### Exercise
How many lines of these entries include the string "ultrasound"? State the number alone.

### Records shown

==*==

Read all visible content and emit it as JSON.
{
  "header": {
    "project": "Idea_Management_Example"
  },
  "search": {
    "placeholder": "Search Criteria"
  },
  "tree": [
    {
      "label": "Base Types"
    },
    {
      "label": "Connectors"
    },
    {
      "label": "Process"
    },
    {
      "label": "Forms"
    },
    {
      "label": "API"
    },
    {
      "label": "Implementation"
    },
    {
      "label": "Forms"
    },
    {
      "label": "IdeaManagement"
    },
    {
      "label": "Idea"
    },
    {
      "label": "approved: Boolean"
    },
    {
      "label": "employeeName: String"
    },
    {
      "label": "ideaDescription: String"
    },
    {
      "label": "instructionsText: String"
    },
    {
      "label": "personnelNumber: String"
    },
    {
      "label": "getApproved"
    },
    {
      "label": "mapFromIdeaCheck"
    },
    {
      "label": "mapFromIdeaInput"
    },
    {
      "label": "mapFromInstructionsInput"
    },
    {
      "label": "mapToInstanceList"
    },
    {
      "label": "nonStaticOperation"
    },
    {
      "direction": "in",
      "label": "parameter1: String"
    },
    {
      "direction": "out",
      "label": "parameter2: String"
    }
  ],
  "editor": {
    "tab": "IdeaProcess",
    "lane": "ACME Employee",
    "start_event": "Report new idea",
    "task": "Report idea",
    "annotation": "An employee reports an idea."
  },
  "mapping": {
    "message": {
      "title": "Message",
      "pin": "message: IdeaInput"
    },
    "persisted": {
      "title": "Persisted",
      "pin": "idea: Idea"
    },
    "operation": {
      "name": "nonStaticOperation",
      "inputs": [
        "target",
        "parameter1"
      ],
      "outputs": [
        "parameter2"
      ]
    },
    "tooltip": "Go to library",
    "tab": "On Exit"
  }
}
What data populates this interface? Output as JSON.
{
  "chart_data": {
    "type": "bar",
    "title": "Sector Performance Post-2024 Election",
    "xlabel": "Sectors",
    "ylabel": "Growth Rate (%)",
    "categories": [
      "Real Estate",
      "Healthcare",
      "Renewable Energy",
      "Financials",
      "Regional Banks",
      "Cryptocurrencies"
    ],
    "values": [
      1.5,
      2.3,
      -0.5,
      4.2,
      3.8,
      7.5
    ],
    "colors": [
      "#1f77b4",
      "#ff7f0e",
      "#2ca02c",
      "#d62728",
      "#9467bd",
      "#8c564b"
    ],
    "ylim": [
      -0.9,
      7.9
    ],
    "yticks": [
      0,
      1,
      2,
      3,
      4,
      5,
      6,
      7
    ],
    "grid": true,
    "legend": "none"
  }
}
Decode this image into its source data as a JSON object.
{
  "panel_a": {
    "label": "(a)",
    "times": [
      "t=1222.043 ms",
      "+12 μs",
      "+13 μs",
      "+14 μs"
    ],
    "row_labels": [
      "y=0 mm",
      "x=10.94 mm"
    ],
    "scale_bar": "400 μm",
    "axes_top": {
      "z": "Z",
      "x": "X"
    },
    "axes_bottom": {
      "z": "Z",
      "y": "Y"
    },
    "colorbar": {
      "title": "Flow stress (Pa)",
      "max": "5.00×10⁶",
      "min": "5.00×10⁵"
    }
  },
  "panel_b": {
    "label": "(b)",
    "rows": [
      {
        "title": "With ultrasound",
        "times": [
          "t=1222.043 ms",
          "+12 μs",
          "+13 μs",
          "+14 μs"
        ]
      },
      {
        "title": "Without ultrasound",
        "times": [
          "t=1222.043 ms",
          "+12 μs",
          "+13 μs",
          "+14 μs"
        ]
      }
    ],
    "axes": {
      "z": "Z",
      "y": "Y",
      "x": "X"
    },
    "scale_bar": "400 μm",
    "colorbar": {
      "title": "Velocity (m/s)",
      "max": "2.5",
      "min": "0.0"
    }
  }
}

==*==

### Exercise result
2